Revise the data below by replacing every "copy-icon" with "clipboard-icon", and leave all else unchanged.
** Start Supplied records **
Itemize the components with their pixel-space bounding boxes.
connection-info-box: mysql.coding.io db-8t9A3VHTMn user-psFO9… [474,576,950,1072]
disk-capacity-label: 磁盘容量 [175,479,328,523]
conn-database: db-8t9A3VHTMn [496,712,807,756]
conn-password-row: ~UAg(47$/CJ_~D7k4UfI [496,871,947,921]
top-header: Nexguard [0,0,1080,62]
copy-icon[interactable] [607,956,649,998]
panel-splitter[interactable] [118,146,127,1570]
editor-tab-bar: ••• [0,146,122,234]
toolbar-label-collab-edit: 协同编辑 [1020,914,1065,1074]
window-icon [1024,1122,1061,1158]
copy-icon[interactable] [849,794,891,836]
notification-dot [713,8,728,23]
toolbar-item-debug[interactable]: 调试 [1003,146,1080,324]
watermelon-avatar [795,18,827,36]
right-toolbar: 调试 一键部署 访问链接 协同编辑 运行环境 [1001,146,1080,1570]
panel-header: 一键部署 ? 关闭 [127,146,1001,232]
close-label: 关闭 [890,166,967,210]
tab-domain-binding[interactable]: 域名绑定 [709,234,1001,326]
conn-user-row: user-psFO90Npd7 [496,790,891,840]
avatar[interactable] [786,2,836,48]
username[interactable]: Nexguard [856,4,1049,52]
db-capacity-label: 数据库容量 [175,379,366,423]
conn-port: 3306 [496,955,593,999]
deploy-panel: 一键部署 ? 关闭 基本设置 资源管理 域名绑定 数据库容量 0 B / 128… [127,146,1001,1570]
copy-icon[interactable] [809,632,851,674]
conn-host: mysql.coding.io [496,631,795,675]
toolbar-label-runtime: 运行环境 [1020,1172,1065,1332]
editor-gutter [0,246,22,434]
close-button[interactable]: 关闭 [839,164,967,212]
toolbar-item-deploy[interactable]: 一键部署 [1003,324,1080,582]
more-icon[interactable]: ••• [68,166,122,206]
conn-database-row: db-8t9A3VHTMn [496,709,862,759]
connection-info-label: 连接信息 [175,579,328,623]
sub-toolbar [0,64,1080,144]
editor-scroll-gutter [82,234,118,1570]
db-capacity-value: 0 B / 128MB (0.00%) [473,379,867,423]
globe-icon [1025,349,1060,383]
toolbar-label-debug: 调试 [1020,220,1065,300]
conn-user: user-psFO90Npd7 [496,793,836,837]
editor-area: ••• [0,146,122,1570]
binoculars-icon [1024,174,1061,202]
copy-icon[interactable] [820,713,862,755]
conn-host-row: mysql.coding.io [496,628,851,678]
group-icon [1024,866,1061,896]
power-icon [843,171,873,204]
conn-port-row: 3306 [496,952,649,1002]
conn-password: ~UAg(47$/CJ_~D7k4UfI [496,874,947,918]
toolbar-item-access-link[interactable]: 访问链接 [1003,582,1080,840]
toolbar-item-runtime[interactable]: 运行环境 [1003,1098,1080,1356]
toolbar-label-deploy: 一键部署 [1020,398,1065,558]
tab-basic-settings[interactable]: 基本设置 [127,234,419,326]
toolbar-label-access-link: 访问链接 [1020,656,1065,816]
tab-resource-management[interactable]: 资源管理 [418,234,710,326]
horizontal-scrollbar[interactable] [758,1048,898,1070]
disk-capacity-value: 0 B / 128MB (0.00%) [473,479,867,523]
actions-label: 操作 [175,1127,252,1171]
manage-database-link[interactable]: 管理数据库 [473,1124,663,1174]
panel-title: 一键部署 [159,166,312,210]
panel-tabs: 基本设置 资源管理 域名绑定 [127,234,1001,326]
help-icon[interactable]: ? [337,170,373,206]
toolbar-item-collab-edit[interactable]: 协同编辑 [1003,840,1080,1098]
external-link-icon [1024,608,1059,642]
** End Supplied records **
= Answer to the problem =
Itemize the components with their pixel-space bounding boxes.
connection-info-box: mysql.coding.io db-8t9A3VHTMn user-psFO9… [474,576,950,1072]
disk-capacity-label: 磁盘容量 [175,479,328,523]
conn-database: db-8t9A3VHTMn [496,712,807,756]
conn-password-row: ~UAg(47$/CJ_~D7k4UfI [496,871,947,921]
top-header: Nexguard [0,0,1080,62]
clipboard-icon[interactable] [607,956,649,998]
panel-splitter[interactable] [118,146,127,1570]
editor-tab-bar: ••• [0,146,122,234]
toolbar-label-collab-edit: 协同编辑 [1020,914,1065,1074]
window-icon [1024,1122,1061,1158]
clipboard-icon[interactable] [849,794,891,836]
notification-dot [713,8,728,23]
toolbar-item-debug[interactable]: 调试 [1003,146,1080,324]
watermelon-avatar [795,18,827,36]
right-toolbar: 调试 一键部署 访问链接 协同编辑 运行环境 [1001,146,1080,1570]
panel-header: 一键部署 ? 关闭 [127,146,1001,232]
close-label: 关闭 [890,166,967,210]
tab-domain-binding[interactable]: 域名绑定 [709,234,1001,326]
conn-user-row: user-psFO90Npd7 [496,790,891,840]
avatar[interactable] [786,2,836,48]
username[interactable]: Nexguard [856,4,1049,52]
db-capacity-label: 数据库容量 [175,379,366,423]
conn-port: 3306 [496,955,593,999]
deploy-panel: 一键部署 ? 关闭 基本设置 资源管理 域名绑定 数据库容量 0 B / 128… [127,146,1001,1570]
clipboard-icon[interactable] [809,632,851,674]
conn-host: mysql.coding.io [496,631,795,675]
toolbar-label-runtime: 运行环境 [1020,1172,1065,1332]
editor-gutter [0,246,22,434]
close-button[interactable]: 关闭 [839,164,967,212]
toolbar-item-deploy[interactable]: 一键部署 [1003,324,1080,582]
more-icon[interactable]: ••• [68,166,122,206]
conn-database-row: db-8t9A3VHTMn [496,709,862,759]
connection-info-label: 连接信息 [175,579,328,623]
sub-toolbar [0,64,1080,144]
editor-scroll-gutter [82,234,118,1570]
db-capacity-value: 0 B / 128MB (0.00%) [473,379,867,423]
globe-icon [1025,349,1060,383]
toolbar-label-debug: 调试 [1020,220,1065,300]
conn-user: user-psFO90Npd7 [496,793,836,837]
editor-area: ••• [0,146,122,1570]
binoculars-icon [1024,174,1061,202]
clipboard-icon[interactable] [820,713,862,755]
conn-host-row: mysql.coding.io [496,628,851,678]
group-icon [1024,866,1061,896]
power-icon [843,171,873,204]
conn-port-row: 3306 [496,952,649,1002]
conn-password: ~UAg(47$/CJ_~D7k4UfI [496,874,947,918]
toolbar-item-access-link[interactable]: 访问链接 [1003,582,1080,840]
toolbar-item-runtime[interactable]: 运行环境 [1003,1098,1080,1356]
toolbar-label-deploy: 一键部署 [1020,398,1065,558]
tab-basic-settings[interactable]: 基本设置 [127,234,419,326]
toolbar-label-access-link: 访问链接 [1020,656,1065,816]
tab-resource-management[interactable]: 资源管理 [418,234,710,326]
horizontal-scrollbar[interactable] [758,1048,898,1070]
disk-capacity-value: 0 B / 128MB (0.00%) [473,479,867,523]
actions-label: 操作 [175,1127,252,1171]
manage-database-link[interactable]: 管理数据库 [473,1124,663,1174]
panel-title: 一键部署 [159,166,312,210]
panel-tabs: 基本设置 资源管理 域名绑定 [127,234,1001,326]
help-icon[interactable]: ? [337,170,373,206]
toolbar-item-collab-edit[interactable]: 协同编辑 [1003,840,1080,1098]
external-link-icon [1024,608,1059,642]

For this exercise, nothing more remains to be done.